Stored items from a collection:
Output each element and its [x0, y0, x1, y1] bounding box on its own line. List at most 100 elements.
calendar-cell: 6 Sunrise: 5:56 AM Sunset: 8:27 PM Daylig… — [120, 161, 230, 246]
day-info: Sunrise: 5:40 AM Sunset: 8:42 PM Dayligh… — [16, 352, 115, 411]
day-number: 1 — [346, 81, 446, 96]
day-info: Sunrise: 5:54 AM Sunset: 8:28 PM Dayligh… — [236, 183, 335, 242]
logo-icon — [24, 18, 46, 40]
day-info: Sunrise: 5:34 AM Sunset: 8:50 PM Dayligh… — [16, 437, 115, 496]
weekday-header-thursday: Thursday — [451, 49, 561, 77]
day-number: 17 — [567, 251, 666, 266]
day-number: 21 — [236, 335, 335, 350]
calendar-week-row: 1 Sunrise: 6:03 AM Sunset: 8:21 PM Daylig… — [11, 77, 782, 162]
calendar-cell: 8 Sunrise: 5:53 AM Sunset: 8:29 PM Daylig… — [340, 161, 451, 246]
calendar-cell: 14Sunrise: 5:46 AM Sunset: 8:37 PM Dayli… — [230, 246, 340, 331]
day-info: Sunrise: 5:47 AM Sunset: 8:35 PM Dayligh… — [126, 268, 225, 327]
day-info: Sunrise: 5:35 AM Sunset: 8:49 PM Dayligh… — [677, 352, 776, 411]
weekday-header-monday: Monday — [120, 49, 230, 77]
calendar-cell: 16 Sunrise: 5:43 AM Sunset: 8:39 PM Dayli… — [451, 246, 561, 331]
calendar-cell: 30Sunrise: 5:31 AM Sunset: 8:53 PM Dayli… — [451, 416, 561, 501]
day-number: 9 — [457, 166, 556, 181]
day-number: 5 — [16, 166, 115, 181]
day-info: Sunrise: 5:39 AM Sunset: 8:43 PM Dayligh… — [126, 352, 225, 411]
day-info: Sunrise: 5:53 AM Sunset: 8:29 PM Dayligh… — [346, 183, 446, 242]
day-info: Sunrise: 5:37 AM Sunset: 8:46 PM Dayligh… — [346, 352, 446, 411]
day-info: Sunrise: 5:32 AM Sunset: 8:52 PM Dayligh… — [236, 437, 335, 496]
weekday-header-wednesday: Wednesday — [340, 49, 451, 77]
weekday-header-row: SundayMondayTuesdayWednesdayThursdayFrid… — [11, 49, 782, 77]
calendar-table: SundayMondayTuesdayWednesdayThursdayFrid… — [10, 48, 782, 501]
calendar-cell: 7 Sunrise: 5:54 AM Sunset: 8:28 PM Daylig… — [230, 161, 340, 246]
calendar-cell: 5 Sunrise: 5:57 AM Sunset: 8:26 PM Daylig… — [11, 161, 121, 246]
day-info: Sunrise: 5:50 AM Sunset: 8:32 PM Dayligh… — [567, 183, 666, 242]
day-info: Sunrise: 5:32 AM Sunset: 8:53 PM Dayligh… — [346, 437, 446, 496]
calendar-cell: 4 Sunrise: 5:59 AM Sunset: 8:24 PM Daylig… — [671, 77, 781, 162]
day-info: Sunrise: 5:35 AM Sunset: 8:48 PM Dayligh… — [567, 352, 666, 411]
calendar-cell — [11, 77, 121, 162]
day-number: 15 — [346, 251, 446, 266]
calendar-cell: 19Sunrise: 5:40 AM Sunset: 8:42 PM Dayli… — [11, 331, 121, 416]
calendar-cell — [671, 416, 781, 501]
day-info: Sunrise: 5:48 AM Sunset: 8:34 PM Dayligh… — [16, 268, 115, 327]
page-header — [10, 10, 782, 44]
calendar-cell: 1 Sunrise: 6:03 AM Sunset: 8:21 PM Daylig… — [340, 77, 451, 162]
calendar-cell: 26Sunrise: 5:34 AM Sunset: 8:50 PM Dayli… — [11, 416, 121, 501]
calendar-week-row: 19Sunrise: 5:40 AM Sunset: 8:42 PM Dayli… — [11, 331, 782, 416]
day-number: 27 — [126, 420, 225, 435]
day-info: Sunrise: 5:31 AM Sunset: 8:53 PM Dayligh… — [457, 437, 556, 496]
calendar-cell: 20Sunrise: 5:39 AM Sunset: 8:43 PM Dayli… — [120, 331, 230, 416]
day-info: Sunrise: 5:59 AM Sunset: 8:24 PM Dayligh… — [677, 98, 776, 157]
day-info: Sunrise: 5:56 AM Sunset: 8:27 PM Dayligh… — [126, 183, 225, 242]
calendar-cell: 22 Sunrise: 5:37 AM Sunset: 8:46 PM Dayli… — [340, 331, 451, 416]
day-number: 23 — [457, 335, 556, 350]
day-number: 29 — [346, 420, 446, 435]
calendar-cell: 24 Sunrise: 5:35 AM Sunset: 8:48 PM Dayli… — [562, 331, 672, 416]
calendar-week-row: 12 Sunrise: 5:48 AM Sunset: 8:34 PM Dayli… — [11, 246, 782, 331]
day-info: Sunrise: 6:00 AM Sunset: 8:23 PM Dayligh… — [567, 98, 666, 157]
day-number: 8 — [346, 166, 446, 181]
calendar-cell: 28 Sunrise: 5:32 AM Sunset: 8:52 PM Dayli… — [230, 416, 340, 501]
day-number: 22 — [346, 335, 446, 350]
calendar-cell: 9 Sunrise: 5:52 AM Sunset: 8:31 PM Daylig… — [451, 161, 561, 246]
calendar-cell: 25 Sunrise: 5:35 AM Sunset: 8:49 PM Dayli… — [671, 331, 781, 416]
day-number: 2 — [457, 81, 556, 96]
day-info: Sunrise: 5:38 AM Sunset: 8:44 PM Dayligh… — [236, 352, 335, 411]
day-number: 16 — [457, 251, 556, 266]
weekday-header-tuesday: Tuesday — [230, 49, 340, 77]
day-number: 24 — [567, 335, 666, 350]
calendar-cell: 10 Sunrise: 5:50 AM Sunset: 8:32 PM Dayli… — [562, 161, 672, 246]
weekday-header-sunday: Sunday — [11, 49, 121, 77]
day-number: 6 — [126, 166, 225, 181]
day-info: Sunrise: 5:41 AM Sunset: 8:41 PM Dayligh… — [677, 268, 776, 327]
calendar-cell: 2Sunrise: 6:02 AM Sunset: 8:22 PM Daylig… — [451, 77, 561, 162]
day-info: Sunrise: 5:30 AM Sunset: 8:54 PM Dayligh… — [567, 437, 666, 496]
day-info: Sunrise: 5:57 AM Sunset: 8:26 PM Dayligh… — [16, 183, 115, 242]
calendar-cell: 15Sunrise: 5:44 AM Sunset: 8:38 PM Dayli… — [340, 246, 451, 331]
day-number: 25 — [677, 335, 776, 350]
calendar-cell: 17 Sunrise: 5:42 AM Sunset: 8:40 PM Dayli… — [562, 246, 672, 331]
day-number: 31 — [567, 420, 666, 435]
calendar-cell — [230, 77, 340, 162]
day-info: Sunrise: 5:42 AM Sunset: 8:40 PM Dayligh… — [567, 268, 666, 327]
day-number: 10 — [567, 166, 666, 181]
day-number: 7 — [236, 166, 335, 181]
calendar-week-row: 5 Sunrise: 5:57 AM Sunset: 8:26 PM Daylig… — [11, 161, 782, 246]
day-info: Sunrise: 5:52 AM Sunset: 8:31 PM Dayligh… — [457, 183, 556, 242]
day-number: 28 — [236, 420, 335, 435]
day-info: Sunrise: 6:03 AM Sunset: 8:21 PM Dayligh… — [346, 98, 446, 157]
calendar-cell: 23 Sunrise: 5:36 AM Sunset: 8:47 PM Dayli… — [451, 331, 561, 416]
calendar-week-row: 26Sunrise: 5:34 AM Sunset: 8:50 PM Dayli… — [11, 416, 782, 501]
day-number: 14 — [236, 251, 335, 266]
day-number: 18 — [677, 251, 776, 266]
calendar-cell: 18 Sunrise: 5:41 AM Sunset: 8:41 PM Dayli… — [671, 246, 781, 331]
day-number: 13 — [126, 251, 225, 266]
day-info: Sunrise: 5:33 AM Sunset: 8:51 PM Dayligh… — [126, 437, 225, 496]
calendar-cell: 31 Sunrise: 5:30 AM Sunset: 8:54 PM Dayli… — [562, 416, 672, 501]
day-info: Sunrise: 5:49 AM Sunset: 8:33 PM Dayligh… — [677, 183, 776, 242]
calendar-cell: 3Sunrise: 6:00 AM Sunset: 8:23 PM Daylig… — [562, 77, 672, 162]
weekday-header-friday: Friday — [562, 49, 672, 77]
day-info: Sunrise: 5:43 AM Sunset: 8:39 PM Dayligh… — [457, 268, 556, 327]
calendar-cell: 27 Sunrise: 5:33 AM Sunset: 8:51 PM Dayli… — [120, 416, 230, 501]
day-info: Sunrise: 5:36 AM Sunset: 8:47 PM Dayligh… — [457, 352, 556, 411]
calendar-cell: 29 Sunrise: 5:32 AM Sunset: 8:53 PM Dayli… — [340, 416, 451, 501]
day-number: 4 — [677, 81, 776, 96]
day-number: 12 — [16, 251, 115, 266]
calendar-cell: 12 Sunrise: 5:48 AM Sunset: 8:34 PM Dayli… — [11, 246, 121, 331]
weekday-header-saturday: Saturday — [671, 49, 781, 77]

> [WHAT THE TASK REQUIRES]:
Render the rows from the very first line through the line containing "day-info: Sunrise: 5:40" as a JSON list of strings, with one string per line and blank lines left out.

> [ANSWER FOR THE TASK]:
[
  "Output each element and its [x0, y0, x1, y1] bounding box on its own line. List at most 100 elements.",
  "calendar-cell: 6 Sunrise: 5:56 AM Sunset: 8:27 PM Daylig… — [120, 161, 230, 246]",
  "day-info: Sunrise: 5:40 AM Sunset: 8:42 PM Dayligh… — [16, 352, 115, 411]"
]